* BEGIN Supplied information *

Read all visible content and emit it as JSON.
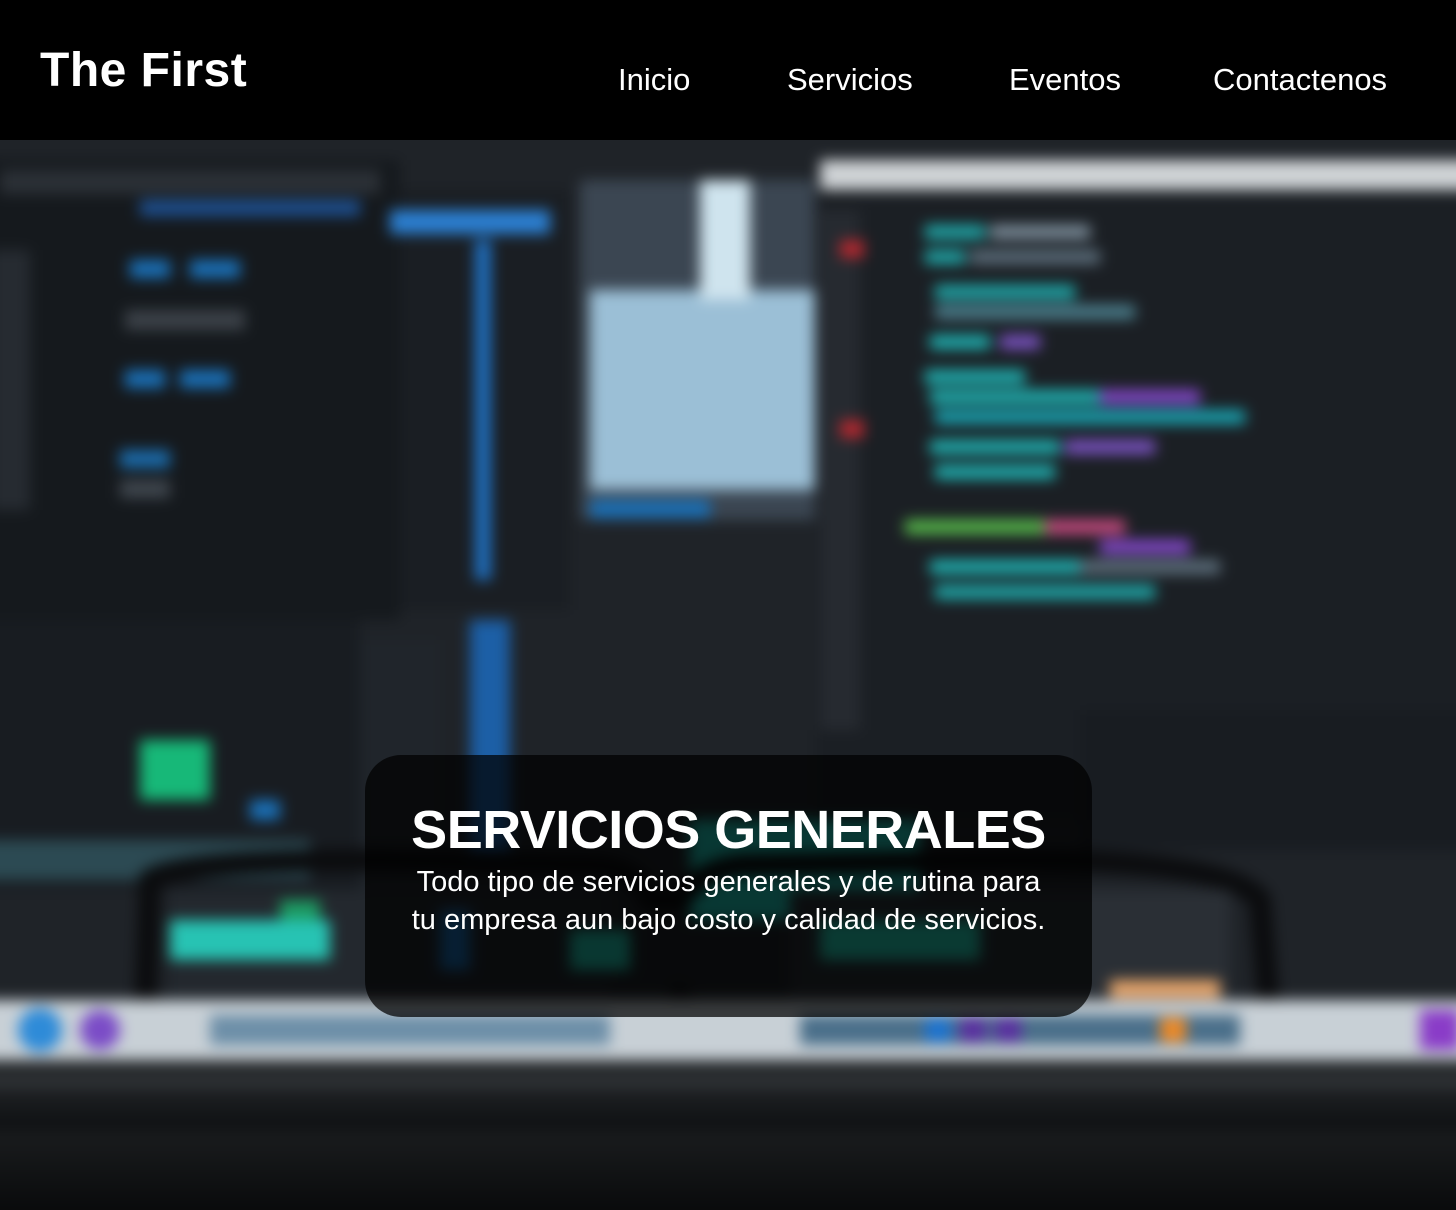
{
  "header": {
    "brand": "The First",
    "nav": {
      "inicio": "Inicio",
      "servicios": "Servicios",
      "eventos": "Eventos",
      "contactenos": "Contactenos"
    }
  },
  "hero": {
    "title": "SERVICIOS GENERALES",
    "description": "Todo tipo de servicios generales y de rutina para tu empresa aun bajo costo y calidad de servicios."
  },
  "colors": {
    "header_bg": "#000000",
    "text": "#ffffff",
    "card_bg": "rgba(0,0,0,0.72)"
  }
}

* END Supplied information *
* BEGIN Supplied information *

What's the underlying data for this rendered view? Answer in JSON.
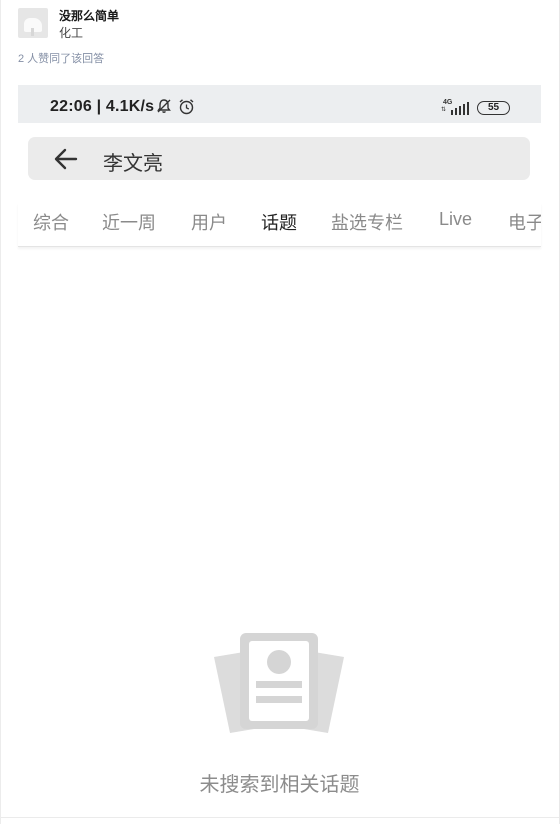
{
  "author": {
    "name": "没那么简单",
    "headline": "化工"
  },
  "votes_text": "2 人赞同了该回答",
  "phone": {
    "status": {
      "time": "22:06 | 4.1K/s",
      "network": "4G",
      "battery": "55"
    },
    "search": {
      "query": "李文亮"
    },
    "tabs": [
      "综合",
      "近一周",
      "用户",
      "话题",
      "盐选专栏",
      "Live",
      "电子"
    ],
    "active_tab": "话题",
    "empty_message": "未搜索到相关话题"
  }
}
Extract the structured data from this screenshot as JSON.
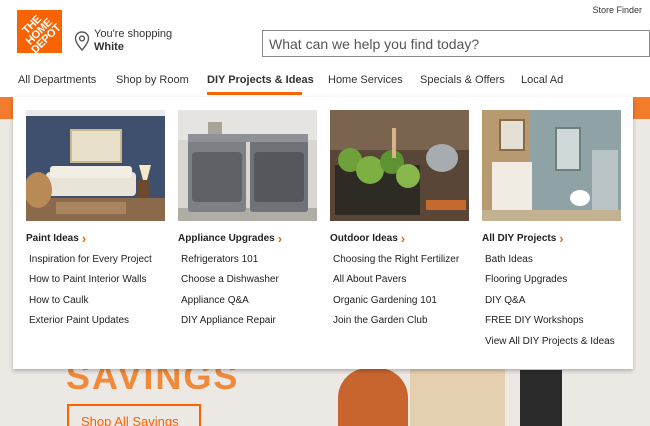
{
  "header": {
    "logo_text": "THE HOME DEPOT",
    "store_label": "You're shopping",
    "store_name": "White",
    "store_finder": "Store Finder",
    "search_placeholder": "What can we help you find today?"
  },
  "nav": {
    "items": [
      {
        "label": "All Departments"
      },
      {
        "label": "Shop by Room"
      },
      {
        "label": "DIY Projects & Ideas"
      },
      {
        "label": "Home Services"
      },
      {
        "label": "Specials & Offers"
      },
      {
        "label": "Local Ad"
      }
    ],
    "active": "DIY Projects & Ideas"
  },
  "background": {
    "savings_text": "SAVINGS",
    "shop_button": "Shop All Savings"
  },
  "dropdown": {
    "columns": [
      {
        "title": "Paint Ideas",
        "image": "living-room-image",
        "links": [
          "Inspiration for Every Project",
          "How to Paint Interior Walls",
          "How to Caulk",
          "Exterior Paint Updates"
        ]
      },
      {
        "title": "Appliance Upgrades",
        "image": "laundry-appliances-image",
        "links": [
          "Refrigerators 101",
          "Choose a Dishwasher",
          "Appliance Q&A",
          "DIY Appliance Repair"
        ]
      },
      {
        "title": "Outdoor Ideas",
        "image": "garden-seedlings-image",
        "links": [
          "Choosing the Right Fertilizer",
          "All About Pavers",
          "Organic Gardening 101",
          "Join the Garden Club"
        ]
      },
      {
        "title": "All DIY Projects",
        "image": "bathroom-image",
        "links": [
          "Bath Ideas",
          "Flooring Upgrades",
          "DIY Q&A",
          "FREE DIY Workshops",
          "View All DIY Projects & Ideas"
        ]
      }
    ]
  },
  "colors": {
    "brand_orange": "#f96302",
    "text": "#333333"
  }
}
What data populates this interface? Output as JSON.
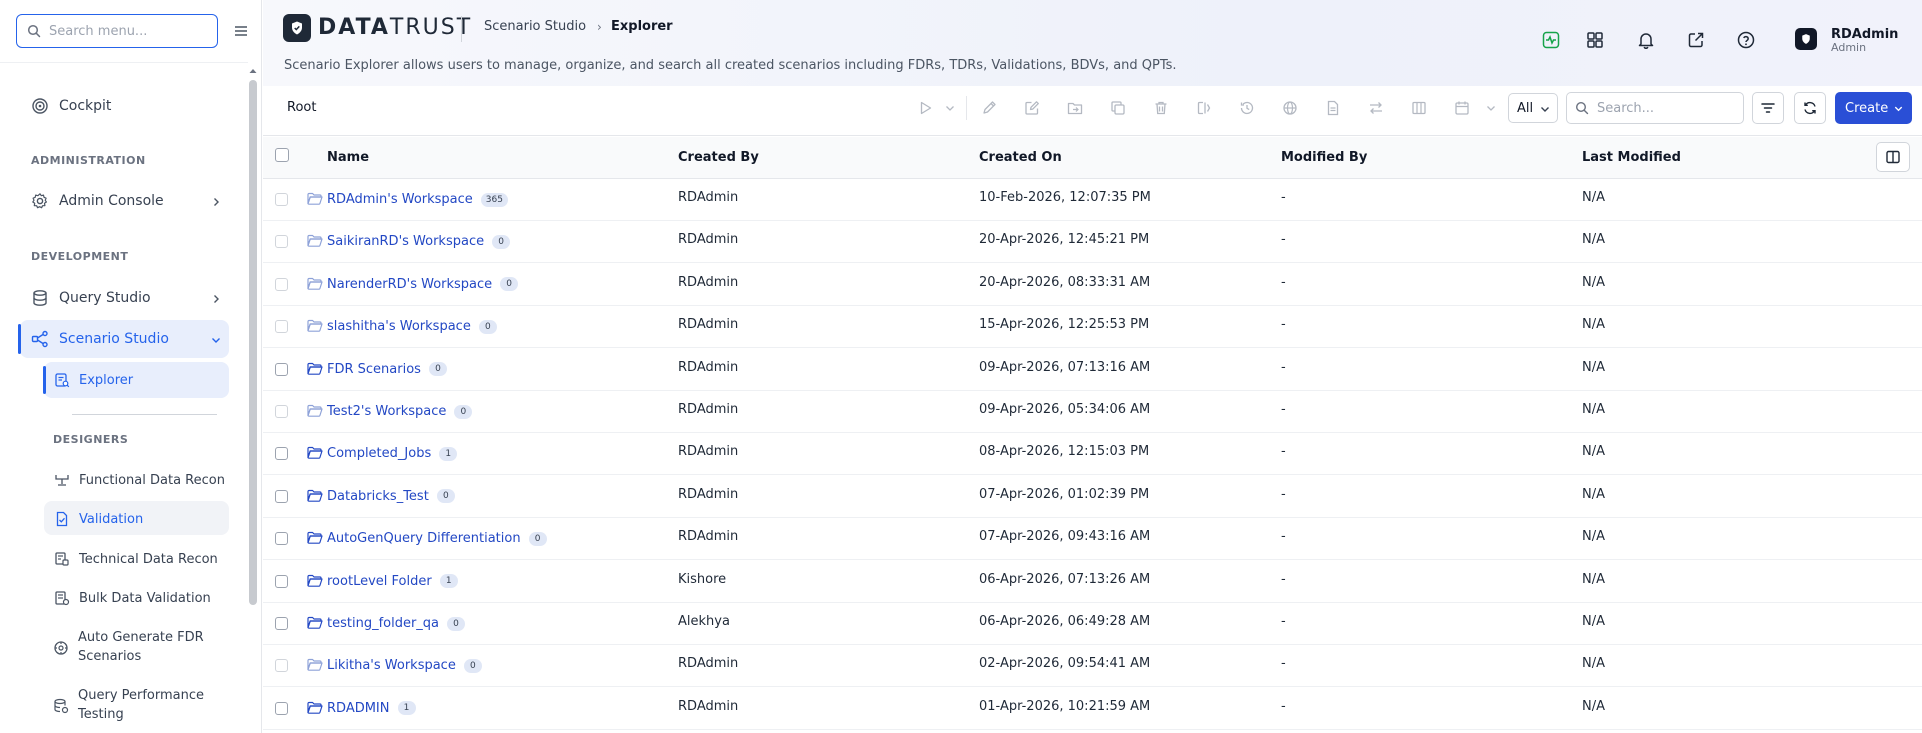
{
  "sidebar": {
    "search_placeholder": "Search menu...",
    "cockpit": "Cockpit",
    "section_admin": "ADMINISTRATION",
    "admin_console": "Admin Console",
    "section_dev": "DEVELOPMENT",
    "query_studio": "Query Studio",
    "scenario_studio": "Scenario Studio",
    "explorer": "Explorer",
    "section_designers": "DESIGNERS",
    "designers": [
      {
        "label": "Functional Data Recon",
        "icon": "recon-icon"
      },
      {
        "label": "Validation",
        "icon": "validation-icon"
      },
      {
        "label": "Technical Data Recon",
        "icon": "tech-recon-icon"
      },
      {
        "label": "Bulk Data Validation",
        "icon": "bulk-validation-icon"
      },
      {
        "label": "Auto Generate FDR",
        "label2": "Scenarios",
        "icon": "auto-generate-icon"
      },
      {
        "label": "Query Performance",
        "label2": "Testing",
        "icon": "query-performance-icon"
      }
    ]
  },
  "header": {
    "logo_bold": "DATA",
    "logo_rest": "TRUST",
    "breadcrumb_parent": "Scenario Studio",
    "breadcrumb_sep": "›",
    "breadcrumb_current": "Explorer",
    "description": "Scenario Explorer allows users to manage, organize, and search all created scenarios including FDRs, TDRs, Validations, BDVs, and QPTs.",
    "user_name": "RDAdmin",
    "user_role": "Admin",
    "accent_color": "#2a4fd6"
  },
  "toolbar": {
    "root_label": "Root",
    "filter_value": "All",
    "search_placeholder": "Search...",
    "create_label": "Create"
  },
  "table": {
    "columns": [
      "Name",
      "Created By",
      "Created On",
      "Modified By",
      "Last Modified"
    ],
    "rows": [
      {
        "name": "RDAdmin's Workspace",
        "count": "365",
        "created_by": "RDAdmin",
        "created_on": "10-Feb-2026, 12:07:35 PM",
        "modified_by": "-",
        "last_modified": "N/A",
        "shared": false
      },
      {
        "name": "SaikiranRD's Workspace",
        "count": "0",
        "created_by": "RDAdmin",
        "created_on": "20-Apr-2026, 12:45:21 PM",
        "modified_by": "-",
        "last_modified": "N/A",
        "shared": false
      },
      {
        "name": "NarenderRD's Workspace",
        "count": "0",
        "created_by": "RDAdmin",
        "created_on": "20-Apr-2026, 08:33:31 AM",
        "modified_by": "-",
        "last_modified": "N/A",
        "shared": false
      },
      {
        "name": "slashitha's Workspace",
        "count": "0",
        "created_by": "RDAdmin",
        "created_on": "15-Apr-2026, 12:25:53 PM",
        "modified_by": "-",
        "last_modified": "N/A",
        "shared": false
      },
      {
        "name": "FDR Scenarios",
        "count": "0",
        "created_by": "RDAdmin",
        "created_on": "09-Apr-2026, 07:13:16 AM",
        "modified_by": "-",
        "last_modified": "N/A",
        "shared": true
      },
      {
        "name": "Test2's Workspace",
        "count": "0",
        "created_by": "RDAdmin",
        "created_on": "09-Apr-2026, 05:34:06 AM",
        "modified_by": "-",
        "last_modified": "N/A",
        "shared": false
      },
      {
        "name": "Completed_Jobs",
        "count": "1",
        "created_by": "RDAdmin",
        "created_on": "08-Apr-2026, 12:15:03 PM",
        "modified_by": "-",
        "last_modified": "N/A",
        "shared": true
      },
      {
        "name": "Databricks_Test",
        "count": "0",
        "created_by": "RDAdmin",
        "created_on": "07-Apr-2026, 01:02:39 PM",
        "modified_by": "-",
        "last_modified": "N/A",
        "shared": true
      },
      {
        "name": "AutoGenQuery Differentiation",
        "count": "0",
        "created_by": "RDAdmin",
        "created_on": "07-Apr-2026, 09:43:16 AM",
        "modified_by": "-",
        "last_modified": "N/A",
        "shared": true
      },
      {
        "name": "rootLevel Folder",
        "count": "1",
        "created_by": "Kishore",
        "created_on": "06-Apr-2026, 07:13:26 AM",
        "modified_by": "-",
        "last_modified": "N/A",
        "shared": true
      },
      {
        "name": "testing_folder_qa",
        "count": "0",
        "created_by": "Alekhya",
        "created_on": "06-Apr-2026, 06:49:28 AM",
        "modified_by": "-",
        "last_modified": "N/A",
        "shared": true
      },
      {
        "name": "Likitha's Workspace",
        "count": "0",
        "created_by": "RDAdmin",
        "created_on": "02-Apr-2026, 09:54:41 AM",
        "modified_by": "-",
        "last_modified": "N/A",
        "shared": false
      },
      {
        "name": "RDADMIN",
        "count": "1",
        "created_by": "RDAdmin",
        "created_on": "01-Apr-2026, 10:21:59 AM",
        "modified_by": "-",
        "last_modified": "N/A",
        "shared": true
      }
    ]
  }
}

* END Supplied information *
* BEGIN Supplied information *

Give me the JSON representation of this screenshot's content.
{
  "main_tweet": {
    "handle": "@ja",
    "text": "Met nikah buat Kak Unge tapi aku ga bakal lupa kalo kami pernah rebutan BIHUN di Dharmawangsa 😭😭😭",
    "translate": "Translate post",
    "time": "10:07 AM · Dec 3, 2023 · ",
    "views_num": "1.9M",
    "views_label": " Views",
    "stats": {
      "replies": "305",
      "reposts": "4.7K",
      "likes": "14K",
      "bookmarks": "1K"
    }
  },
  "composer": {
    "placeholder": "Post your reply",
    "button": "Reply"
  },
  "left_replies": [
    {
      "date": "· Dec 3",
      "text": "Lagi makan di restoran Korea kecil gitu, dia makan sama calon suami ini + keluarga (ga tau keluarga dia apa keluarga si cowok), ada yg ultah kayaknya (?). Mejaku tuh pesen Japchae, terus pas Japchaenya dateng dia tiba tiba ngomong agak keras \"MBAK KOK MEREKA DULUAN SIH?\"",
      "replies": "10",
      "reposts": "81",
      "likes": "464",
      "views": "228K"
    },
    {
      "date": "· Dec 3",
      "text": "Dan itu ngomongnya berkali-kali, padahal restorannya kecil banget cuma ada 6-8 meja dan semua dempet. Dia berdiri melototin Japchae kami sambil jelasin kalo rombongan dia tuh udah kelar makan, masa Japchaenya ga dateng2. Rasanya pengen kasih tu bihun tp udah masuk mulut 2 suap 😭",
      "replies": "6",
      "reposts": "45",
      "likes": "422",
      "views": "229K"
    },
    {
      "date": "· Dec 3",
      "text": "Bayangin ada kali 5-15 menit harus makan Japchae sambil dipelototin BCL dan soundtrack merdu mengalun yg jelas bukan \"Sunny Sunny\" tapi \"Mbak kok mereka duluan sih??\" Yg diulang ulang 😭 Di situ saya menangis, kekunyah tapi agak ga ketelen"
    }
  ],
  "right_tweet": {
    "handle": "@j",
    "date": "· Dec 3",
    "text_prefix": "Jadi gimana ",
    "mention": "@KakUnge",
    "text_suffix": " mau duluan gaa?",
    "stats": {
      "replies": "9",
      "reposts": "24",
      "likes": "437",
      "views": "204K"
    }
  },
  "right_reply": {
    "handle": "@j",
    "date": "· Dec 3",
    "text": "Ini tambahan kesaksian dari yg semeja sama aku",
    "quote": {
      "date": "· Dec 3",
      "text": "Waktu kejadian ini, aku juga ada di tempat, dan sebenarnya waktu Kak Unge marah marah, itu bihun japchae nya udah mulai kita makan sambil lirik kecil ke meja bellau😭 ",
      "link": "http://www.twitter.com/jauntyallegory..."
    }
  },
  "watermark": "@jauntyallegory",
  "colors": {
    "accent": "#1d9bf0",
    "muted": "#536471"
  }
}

* END Supplied information *

* Exercise objective *
Note every line above where the string "image" shows up, and copy those lines.

* Answer to this task *
        "image": "living-room-image",
        "image": "laundry-appliances-image",
        "image": "garden-seedlings-image",
        "image": "bathroom-image",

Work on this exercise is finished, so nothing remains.